+++ Records to process

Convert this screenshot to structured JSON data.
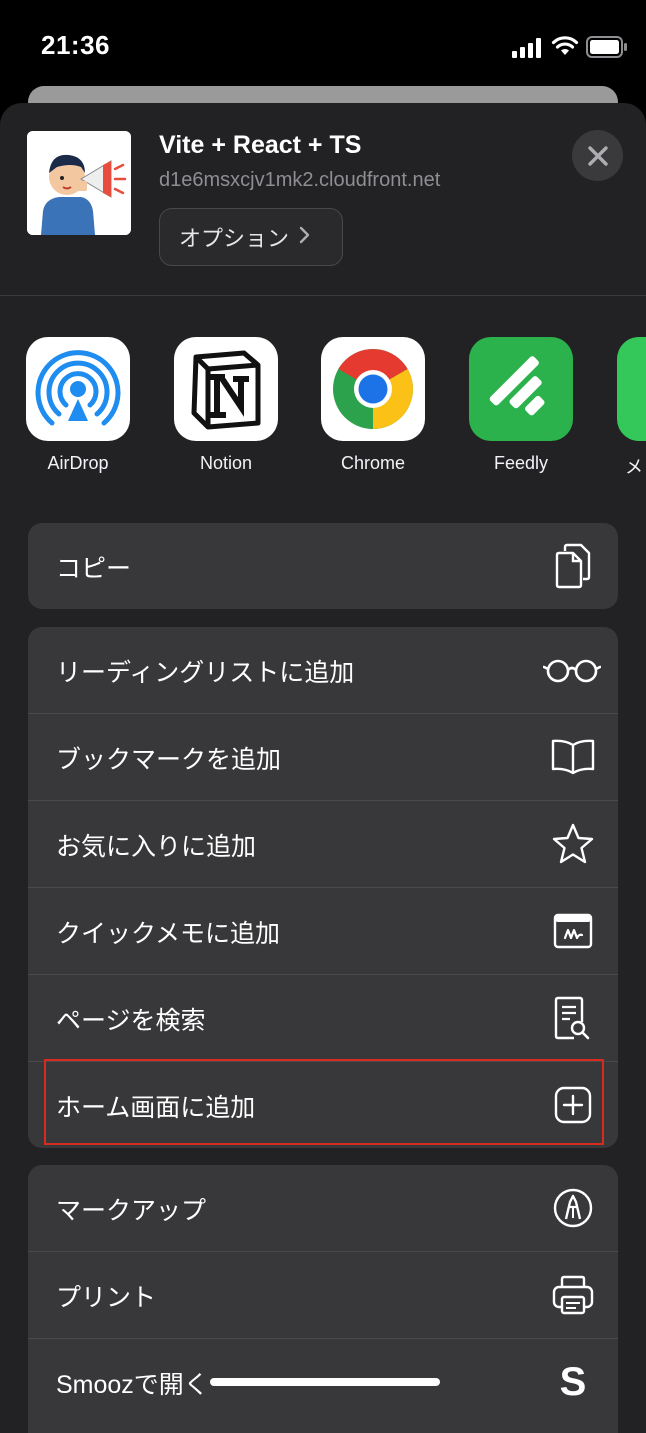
{
  "status_bar": {
    "time": "21:36"
  },
  "share_sheet": {
    "title": "Vite + React + TS",
    "url": "d1e6msxcjv1mk2.cloudfront.net",
    "options_label": "オプション",
    "apps": [
      {
        "label": "AirDrop",
        "icon": "airdrop-icon"
      },
      {
        "label": "Notion",
        "icon": "notion-icon"
      },
      {
        "label": "Chrome",
        "icon": "chrome-icon"
      },
      {
        "label": "Feedly",
        "icon": "feedly-icon"
      },
      {
        "label": "メ",
        "icon": "messages-icon"
      }
    ],
    "actions_group1": [
      {
        "label": "コピー",
        "icon": "copy-icon"
      }
    ],
    "actions_group2": [
      {
        "label": "リーディングリストに追加",
        "icon": "glasses-icon"
      },
      {
        "label": "ブックマークを追加",
        "icon": "book-icon"
      },
      {
        "label": "お気に入りに追加",
        "icon": "star-icon"
      },
      {
        "label": "クイックメモに追加",
        "icon": "quick-note-icon"
      },
      {
        "label": "ページを検索",
        "icon": "find-page-icon"
      },
      {
        "label": "ホーム画面に追加",
        "icon": "add-square-icon"
      }
    ],
    "actions_group3": [
      {
        "label": "マークアップ",
        "icon": "markup-icon"
      },
      {
        "label": "プリント",
        "icon": "printer-icon"
      },
      {
        "label": "Smoozで開く",
        "icon": "smooz-icon"
      }
    ]
  },
  "colors": {
    "highlight": "#d62b1e",
    "sheet_bg": "#222224",
    "row_bg": "#38383a"
  }
}
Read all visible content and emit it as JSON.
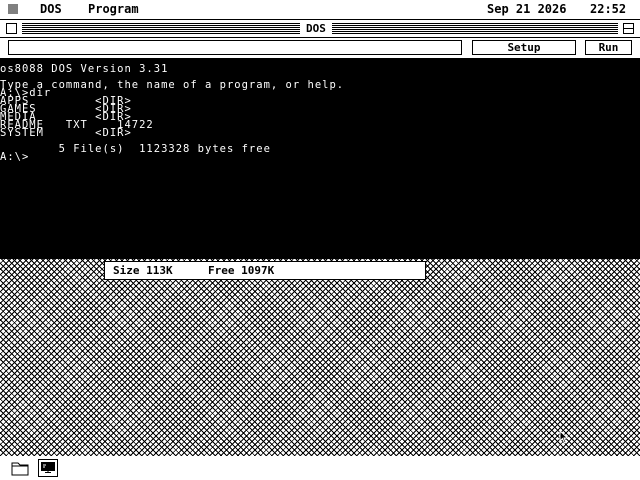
{
  "menubar": {
    "items": [
      {
        "label": "DOS"
      },
      {
        "label": "Program"
      }
    ],
    "date": "Sep 21 2026",
    "time": "22:52"
  },
  "window": {
    "title": "DOS"
  },
  "toolbar": {
    "command_value": "",
    "setup_label": "Setup",
    "run_label": "Run"
  },
  "console": {
    "lines": [
      "os8088 DOS Version 3.31",
      "",
      "Type a command, the name of a program, or help.",
      "A:\\>dir",
      "APPS         <DIR>",
      "GAMES        <DIR>",
      "MEDIA        <DIR>",
      "README   TXT    14722",
      "SYSTEM       <DIR>",
      "",
      "        5 File(s)  1123328 bytes free",
      "",
      "A:\\>"
    ]
  },
  "status": {
    "size": "Size 113K",
    "free": "Free 1097K"
  },
  "dock": {
    "items": [
      {
        "icon": "folder-icon"
      },
      {
        "icon": "monitor-icon"
      }
    ]
  }
}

++++++

Directive
Copy each line exactly, and leave the pictures out of your copy.

The response
Convert this screenshot to structured JSON data.
{
  "status_bar": {
    "time": "21:36"
  },
  "share_sheet": {
    "title": "Vite + React + TS",
    "url": "d1e6msxcjv1mk2.cloudfront.net",
    "options_label": "オプション",
    "apps": [
      {
        "label": "AirDrop",
        "icon": "airdrop-icon"
      },
      {
        "label": "Notion",
        "icon": "notion-icon"
      },
      {
        "label": "Chrome",
        "icon": "chrome-icon"
      },
      {
        "label": "Feedly",
        "icon": "feedly-icon"
      },
      {
        "label": "メ",
        "icon": "messages-icon"
      }
    ],
    "actions_group1": [
      {
        "label": "コピー",
        "icon": "copy-icon"
      }
    ],
    "actions_group2": [
      {
        "label": "リーディングリストに追加",
        "icon": "glasses-icon"
      },
      {
        "label": "ブックマークを追加",
        "icon": "book-icon"
      },
      {
        "label": "お気に入りに追加",
        "icon": "star-icon"
      },
      {
        "label": "クイックメモに追加",
        "icon": "quick-note-icon"
      },
      {
        "label": "ページを検索",
        "icon": "find-page-icon"
      },
      {
        "label": "ホーム画面に追加",
        "icon": "add-square-icon"
      }
    ],
    "actions_group3": [
      {
        "label": "マークアップ",
        "icon": "markup-icon"
      },
      {
        "label": "プリント",
        "icon": "printer-icon"
      },
      {
        "label": "Smoozで開く",
        "icon": "smooz-icon"
      }
    ]
  },
  "colors": {
    "highlight": "#d62b1e",
    "sheet_bg": "#222224",
    "row_bg": "#38383a"
  }
}
Read all visible content and emit it as JSON.
{
  "menubar": {
    "items": [
      {
        "label": "DOS"
      },
      {
        "label": "Program"
      }
    ],
    "date": "Sep 21 2026",
    "time": "22:52"
  },
  "window": {
    "title": "DOS"
  },
  "toolbar": {
    "command_value": "",
    "setup_label": "Setup",
    "run_label": "Run"
  },
  "console": {
    "lines": [
      "os8088 DOS Version 3.31",
      "",
      "Type a command, the name of a program, or help.",
      "A:\\>dir",
      "APPS         <DIR>",
      "GAMES        <DIR>",
      "MEDIA        <DIR>",
      "README   TXT    14722",
      "SYSTEM       <DIR>",
      "",
      "        5 File(s)  1123328 bytes free",
      "",
      "A:\\>"
    ]
  },
  "status": {
    "size": "Size 113K",
    "free": "Free 1097K"
  },
  "dock": {
    "items": [
      {
        "icon": "folder-icon"
      },
      {
        "icon": "monitor-icon"
      }
    ]
  }
}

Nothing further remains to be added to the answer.